*What you have to do:*
Can you pull out, word for word, the passage of the Cayley–Hamilton text starting with "Our goal here" and going on through "with a definition."?

*Text shown:*
--
## The generic matrix and the Cayley–Hamilton theorem

Sometime during the first course in linear algebra we all learn the famous Cayley-Hamilton theorem which states the following:

Theorem: Let $A \in M_n (F)$ be an $n \times n$ matrix over a field $F$, and denote by $p_A(t)=\det(tI-A)$ its characteristic polynomial. Then $p(A)=0$.

The “easy” proof for this theorem is just noting that $p_A(A)=\det(AI-A)=det(0)=0$. Of course, this is not a real proof since in the definition as a determinant of $p_A(x)$, the symbol $x$ is a place holder for a scalar and not a matrix. Nevertheless, the theorem is still true and has several proofs. For example, if you believe in the Jordan presentations or that each matrix can be approximated by a diagonalizable matrix, then this theorem is not that far fetched, since it is true for matrices in the Jordan form and for diagonlizable matrices.

Our goal here is to show that the most “generic” matrix satisfies this theorem, so all the other matrices have no real choice, and must follow the footsteps of their generic master ruler and do the same.

We start, as always, with a definition.
--
*Data entries:*
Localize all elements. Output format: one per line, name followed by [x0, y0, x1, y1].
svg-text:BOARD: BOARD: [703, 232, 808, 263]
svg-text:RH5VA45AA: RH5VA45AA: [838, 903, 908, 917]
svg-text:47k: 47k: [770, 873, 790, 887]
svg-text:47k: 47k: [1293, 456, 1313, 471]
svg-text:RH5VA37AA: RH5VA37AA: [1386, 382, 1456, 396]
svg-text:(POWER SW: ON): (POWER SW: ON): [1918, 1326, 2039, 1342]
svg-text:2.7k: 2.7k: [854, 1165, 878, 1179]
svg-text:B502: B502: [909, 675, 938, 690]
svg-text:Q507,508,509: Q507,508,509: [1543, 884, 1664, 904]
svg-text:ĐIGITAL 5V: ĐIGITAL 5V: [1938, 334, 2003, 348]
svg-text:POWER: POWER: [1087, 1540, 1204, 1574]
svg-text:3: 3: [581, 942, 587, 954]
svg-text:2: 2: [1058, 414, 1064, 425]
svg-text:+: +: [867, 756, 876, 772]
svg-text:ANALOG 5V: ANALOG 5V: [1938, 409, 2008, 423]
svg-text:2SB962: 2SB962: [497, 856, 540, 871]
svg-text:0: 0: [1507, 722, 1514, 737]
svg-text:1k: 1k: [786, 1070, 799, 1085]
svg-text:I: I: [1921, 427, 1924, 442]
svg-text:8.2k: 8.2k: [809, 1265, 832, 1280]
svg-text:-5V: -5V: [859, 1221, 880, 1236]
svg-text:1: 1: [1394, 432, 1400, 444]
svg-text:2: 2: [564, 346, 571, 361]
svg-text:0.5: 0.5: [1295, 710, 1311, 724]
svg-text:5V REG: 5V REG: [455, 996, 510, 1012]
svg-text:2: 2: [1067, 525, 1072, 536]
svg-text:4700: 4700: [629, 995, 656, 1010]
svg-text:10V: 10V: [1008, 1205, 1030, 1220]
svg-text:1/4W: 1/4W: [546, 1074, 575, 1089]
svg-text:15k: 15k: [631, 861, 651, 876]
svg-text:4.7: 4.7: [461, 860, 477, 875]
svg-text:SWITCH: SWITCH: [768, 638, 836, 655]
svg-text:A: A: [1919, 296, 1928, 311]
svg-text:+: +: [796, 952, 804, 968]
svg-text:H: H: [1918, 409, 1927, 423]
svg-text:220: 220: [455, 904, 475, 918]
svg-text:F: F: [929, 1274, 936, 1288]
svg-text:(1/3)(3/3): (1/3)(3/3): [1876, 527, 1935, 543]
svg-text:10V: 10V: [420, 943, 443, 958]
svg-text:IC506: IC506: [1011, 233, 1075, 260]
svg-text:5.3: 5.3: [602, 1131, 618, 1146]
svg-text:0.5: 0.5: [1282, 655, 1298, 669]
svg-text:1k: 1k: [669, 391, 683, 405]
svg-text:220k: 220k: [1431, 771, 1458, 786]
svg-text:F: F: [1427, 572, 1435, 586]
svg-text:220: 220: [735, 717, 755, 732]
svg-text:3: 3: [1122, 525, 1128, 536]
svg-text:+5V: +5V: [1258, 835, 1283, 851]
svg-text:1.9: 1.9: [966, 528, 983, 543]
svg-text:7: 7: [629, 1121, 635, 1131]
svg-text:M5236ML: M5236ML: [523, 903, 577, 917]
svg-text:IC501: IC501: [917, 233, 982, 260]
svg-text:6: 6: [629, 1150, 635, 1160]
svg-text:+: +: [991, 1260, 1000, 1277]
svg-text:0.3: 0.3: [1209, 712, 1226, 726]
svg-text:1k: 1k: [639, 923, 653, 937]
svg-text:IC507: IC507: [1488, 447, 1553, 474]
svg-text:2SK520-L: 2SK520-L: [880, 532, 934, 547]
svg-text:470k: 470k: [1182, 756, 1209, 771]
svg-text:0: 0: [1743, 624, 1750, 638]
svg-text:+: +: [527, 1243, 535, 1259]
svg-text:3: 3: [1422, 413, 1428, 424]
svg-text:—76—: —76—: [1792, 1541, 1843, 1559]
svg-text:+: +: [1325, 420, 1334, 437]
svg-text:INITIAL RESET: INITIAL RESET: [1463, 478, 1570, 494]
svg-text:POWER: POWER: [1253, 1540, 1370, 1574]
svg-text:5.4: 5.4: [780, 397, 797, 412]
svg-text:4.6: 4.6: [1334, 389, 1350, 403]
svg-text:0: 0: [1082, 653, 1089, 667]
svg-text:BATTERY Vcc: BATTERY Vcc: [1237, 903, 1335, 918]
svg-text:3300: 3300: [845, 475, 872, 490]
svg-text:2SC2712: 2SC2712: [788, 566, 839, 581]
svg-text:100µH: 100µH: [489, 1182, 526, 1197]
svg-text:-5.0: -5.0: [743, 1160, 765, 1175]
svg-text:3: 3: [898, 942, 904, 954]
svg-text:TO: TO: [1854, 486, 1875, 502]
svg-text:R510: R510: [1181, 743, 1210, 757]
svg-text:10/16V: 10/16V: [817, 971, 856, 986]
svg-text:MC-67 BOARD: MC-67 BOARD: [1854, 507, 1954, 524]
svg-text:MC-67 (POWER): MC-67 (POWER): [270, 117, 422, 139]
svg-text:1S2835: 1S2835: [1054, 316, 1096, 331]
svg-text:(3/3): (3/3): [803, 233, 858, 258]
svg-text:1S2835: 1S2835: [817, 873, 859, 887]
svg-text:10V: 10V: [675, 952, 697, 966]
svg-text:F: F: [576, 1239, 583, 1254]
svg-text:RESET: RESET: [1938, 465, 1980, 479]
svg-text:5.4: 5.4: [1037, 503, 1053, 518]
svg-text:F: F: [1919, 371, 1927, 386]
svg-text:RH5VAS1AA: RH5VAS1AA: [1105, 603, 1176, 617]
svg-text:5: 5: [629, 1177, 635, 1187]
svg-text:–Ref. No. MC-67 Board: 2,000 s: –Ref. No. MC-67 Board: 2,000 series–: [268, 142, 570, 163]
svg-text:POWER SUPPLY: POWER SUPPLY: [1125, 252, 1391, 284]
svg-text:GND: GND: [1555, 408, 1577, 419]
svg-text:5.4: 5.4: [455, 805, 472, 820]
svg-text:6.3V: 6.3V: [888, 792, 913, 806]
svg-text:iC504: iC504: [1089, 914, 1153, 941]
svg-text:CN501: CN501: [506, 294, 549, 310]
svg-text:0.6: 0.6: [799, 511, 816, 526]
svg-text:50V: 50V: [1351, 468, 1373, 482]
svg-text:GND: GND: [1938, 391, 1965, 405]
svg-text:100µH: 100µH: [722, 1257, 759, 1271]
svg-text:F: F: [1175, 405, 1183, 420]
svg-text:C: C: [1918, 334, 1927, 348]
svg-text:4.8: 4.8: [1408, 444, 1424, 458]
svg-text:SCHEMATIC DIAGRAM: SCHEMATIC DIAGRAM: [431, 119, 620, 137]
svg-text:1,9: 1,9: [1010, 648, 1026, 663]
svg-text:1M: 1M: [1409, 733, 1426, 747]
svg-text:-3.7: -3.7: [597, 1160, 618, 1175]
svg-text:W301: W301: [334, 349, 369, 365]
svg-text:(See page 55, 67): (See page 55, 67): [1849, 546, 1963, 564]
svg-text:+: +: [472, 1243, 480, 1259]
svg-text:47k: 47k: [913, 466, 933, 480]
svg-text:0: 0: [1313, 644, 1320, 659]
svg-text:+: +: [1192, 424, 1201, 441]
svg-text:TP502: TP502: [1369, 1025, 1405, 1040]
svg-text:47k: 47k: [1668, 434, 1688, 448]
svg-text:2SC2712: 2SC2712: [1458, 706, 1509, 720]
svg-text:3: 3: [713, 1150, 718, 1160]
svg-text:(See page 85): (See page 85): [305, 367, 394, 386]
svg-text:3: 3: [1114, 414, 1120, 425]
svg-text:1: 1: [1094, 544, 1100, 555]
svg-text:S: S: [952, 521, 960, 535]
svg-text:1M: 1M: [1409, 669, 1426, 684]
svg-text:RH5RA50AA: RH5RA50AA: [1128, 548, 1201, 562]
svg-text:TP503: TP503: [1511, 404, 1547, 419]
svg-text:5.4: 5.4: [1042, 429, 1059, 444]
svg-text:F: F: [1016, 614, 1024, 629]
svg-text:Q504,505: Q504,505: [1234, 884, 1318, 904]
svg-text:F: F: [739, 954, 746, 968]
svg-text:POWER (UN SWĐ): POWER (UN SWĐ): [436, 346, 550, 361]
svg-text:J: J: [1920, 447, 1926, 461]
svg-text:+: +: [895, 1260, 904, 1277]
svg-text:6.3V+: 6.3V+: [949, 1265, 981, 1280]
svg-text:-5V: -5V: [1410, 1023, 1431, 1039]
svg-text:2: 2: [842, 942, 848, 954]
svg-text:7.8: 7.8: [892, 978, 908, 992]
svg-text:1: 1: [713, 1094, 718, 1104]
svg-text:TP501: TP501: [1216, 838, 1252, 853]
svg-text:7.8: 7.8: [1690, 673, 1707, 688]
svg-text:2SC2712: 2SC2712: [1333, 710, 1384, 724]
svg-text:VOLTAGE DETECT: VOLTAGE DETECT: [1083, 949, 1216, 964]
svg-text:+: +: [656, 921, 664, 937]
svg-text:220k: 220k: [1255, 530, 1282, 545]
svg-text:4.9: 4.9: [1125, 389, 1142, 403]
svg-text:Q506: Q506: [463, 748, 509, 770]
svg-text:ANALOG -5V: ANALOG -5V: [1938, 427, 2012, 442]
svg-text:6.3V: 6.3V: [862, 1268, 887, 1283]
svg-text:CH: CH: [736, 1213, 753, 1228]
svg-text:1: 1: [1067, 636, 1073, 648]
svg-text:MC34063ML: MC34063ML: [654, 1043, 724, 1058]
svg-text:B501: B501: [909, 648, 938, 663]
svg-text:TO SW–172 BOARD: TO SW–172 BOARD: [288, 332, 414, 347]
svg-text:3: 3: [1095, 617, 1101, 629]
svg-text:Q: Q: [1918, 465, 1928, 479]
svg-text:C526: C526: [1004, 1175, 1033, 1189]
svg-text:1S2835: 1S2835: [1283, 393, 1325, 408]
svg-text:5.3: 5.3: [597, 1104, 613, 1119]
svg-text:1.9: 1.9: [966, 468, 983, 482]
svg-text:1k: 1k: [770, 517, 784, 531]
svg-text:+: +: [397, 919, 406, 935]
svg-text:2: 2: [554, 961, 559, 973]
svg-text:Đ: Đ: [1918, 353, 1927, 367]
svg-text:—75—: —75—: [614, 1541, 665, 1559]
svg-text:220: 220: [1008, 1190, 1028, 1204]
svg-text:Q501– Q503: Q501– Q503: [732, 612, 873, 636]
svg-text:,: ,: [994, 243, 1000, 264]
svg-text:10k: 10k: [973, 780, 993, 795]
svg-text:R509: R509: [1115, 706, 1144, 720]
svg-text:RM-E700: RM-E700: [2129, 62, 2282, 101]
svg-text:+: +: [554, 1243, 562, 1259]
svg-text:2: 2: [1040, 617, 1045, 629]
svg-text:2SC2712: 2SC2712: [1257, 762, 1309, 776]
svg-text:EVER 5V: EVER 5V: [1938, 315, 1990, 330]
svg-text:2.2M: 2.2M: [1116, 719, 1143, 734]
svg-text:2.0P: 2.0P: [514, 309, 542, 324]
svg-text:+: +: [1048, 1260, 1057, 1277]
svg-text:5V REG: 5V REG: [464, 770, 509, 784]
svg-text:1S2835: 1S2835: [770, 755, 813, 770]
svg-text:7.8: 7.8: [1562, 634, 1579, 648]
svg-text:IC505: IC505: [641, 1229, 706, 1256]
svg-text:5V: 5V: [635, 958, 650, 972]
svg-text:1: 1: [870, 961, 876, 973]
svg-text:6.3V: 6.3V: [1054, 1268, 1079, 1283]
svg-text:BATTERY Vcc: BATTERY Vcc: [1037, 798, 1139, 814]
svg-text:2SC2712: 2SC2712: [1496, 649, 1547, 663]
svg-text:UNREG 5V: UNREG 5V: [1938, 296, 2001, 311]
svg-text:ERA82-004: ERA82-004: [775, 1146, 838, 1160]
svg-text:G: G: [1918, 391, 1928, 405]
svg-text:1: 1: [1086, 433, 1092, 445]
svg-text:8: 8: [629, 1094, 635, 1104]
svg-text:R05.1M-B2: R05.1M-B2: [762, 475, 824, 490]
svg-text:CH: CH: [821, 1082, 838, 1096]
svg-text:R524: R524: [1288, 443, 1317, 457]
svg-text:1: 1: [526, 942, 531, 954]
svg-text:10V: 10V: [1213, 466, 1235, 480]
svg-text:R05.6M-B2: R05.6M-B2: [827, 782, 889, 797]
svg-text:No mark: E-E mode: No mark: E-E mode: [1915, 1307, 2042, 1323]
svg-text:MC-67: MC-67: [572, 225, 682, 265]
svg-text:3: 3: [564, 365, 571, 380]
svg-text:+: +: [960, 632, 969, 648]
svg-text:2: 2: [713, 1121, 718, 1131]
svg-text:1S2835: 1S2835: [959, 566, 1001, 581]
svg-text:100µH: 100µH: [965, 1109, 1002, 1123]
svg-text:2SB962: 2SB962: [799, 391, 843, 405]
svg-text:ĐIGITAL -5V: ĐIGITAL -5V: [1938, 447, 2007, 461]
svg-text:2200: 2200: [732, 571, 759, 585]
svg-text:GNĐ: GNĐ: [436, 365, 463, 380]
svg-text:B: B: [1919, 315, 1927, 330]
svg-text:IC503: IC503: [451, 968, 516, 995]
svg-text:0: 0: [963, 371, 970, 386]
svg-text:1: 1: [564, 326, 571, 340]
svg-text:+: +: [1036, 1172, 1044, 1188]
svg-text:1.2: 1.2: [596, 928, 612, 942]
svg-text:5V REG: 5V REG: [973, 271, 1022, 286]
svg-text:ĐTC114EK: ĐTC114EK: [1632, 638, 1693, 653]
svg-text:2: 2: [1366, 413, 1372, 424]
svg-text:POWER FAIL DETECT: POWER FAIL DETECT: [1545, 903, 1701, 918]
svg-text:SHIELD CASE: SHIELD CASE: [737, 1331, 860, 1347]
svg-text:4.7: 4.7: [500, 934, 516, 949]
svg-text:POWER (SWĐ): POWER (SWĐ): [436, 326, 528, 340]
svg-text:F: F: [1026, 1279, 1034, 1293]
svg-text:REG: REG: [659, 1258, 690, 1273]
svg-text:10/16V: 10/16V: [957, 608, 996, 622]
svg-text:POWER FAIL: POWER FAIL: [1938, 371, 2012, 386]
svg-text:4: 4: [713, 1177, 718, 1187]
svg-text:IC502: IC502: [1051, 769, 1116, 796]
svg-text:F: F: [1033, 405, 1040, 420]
--
*Solved exercise:*
Our goal here is to show that the most “generic” matrix satisfies this theorem, so all the other matrices have no real choice, and must follow the footsteps of their generic master ruler and do the same.

We start, as always, with a definition.